*Goal*
From the entries provided below, copy each line that contains the word "value".

+===+

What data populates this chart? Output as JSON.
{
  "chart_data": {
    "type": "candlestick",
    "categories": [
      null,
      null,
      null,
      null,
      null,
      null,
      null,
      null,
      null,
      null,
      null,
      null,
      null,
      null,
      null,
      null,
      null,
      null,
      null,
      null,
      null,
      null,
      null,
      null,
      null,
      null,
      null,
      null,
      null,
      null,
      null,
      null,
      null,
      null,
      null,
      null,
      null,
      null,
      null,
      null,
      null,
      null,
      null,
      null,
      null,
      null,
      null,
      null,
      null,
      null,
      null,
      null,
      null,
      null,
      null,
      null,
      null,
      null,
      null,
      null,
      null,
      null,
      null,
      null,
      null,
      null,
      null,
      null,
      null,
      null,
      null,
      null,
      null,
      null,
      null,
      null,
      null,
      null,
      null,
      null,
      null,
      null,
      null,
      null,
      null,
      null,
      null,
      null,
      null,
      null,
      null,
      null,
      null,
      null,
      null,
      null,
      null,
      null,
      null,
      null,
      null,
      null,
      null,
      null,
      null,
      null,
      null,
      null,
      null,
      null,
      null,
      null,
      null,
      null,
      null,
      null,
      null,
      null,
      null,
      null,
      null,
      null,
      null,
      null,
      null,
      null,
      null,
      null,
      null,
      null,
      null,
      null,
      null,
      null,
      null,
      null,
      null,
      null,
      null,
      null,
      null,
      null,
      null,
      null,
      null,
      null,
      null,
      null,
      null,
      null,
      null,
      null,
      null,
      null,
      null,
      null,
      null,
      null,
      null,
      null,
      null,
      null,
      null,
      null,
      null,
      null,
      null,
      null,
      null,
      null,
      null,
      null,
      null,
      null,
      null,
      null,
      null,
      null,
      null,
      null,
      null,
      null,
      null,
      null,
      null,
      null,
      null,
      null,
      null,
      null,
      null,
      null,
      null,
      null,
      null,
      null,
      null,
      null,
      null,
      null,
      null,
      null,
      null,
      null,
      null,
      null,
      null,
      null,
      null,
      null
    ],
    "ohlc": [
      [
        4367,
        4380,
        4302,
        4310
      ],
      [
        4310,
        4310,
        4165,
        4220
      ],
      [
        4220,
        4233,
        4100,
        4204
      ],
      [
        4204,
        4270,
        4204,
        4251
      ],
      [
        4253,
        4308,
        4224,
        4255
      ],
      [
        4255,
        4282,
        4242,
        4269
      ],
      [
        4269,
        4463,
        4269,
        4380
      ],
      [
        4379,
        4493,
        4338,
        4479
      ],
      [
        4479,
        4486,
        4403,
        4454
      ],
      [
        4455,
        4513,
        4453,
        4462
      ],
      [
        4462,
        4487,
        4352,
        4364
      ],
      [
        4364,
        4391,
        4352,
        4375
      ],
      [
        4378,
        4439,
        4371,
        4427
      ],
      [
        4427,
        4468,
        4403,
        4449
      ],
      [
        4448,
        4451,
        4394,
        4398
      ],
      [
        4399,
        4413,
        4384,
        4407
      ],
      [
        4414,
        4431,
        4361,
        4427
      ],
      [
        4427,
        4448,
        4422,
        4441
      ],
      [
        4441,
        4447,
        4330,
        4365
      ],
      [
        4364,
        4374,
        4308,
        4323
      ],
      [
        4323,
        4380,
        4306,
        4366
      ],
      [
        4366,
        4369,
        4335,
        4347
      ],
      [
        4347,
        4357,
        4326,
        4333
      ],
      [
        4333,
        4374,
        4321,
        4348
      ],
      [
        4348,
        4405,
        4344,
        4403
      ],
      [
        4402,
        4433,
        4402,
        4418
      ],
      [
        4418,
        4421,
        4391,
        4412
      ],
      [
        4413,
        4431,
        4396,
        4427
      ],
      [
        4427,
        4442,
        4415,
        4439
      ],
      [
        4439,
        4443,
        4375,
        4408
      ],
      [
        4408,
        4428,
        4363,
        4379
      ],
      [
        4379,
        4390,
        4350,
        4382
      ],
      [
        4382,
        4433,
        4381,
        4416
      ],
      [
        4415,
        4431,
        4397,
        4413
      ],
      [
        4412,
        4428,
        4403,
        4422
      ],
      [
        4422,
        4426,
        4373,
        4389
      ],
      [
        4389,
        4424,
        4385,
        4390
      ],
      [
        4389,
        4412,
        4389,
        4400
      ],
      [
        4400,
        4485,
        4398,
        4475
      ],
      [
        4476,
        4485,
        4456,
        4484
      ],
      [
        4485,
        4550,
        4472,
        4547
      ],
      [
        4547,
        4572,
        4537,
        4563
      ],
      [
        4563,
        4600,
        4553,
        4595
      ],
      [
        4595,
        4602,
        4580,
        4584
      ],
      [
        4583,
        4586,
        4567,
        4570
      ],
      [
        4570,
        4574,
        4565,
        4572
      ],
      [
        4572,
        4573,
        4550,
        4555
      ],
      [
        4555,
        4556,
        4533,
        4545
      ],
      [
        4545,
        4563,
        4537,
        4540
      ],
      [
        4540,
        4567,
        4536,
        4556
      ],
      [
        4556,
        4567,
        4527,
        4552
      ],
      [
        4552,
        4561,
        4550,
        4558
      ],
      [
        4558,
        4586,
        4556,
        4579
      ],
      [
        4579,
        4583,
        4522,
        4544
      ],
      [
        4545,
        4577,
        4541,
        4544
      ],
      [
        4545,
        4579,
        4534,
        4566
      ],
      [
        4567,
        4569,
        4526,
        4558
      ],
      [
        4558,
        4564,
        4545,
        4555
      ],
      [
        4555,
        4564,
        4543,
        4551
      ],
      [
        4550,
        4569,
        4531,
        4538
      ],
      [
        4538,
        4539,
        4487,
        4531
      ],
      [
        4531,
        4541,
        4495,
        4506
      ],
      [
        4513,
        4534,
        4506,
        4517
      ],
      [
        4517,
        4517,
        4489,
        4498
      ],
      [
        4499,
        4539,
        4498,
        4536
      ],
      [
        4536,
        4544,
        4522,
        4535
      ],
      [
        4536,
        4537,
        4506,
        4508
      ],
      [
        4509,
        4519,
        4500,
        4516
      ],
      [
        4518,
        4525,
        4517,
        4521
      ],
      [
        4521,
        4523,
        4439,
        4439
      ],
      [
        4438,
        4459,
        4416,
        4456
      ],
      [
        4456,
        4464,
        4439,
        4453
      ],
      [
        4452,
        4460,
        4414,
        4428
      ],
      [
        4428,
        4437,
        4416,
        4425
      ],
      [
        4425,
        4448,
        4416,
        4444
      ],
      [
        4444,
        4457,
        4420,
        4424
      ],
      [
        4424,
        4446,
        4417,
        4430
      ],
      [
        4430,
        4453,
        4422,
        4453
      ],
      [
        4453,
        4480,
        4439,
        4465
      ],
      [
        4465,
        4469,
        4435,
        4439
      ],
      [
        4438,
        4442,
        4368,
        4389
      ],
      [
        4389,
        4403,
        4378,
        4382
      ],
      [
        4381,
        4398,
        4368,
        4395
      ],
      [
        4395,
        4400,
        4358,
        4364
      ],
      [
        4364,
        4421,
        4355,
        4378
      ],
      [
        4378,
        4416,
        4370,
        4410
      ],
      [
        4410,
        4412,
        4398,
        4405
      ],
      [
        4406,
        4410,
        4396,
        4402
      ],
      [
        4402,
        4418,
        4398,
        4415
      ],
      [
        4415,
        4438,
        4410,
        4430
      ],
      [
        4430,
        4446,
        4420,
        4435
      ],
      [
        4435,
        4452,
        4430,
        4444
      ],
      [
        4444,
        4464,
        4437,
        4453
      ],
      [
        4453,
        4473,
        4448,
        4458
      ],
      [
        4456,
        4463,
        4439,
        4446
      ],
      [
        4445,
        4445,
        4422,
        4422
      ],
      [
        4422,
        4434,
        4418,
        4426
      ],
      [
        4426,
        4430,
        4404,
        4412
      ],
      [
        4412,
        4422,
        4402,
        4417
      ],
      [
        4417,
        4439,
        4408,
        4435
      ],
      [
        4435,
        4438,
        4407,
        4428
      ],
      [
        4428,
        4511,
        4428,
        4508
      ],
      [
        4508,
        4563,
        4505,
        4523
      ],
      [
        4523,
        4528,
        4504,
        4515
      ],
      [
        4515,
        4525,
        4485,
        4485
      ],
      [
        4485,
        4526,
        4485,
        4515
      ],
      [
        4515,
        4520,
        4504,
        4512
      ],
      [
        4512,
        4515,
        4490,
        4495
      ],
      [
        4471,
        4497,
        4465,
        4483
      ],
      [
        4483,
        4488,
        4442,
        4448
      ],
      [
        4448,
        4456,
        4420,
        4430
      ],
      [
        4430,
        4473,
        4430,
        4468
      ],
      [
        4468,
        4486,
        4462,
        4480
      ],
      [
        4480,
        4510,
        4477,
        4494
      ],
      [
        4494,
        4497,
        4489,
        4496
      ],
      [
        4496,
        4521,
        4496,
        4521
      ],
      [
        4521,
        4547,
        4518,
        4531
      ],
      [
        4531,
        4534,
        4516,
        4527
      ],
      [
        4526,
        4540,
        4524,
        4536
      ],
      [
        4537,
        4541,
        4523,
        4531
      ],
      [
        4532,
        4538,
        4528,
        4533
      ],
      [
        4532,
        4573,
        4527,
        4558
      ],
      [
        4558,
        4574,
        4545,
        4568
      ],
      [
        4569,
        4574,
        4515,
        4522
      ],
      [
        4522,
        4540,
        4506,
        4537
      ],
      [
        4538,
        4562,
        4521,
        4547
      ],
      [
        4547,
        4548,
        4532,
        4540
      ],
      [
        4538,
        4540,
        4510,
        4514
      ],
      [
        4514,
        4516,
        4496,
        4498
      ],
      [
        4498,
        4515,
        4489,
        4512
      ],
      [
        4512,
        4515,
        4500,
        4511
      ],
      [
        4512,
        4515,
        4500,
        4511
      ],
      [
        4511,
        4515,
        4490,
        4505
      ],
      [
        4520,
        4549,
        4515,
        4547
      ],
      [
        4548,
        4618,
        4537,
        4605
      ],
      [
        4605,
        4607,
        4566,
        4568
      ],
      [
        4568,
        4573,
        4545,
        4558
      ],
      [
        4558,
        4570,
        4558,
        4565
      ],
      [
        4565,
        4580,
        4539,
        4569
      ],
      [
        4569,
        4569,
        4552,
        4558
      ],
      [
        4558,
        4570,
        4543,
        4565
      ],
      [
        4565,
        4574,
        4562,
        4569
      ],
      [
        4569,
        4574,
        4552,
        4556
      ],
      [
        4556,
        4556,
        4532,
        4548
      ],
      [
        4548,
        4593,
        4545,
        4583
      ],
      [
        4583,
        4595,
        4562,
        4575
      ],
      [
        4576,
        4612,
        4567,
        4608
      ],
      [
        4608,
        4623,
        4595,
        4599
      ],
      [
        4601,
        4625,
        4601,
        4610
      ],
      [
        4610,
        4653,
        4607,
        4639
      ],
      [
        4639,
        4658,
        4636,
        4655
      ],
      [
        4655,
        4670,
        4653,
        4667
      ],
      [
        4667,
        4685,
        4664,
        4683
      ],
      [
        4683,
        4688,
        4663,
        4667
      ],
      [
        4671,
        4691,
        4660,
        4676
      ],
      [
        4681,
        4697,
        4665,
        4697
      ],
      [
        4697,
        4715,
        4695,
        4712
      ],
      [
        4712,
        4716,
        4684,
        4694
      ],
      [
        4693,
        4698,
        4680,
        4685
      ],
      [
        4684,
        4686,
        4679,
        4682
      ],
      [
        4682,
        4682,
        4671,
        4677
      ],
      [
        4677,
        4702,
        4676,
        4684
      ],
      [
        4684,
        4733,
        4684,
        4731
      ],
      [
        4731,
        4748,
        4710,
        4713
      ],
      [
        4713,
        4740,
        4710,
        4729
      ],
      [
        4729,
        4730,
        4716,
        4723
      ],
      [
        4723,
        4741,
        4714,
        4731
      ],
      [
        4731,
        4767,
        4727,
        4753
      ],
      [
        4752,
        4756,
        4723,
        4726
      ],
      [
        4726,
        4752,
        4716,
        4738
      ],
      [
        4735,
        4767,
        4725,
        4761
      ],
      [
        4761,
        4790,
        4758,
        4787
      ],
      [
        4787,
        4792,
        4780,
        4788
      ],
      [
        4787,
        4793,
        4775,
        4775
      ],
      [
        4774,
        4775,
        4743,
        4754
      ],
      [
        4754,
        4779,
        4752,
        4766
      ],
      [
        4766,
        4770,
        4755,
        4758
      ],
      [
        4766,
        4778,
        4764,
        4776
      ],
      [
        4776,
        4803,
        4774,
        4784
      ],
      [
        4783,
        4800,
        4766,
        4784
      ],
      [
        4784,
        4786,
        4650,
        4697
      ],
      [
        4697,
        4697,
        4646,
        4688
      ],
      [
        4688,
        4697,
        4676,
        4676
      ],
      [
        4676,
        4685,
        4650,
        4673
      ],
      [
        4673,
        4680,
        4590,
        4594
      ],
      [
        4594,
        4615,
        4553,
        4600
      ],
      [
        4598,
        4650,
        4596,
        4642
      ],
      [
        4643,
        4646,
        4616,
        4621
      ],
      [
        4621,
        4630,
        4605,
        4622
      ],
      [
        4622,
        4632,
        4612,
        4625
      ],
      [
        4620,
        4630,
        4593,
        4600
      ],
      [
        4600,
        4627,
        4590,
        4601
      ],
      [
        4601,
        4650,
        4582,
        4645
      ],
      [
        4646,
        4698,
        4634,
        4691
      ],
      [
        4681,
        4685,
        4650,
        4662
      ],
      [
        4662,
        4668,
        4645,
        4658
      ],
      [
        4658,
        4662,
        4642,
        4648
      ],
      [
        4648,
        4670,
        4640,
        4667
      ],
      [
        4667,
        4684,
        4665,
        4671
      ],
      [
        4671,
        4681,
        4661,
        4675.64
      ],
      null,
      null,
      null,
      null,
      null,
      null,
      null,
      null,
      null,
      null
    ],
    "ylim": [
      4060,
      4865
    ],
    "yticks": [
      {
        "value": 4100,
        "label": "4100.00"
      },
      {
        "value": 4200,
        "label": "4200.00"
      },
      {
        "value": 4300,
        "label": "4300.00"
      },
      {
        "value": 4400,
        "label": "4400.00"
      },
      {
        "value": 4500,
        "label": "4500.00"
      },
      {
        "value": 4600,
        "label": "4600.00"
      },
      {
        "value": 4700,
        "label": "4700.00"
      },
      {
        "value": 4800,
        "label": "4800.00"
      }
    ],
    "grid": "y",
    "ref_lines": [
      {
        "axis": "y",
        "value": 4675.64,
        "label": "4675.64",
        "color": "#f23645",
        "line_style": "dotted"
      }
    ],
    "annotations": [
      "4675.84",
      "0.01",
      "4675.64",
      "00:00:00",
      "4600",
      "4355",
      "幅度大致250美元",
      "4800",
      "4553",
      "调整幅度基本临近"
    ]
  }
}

+===+

*Exercise result*
        "value": 4100,
        "value": 4200,
        "value": 4300,
        "value": 4400,
        "value": 4500,
        "value": 4600,
        "value": 4700,
        "value": 4800,
        "value": 4675.64,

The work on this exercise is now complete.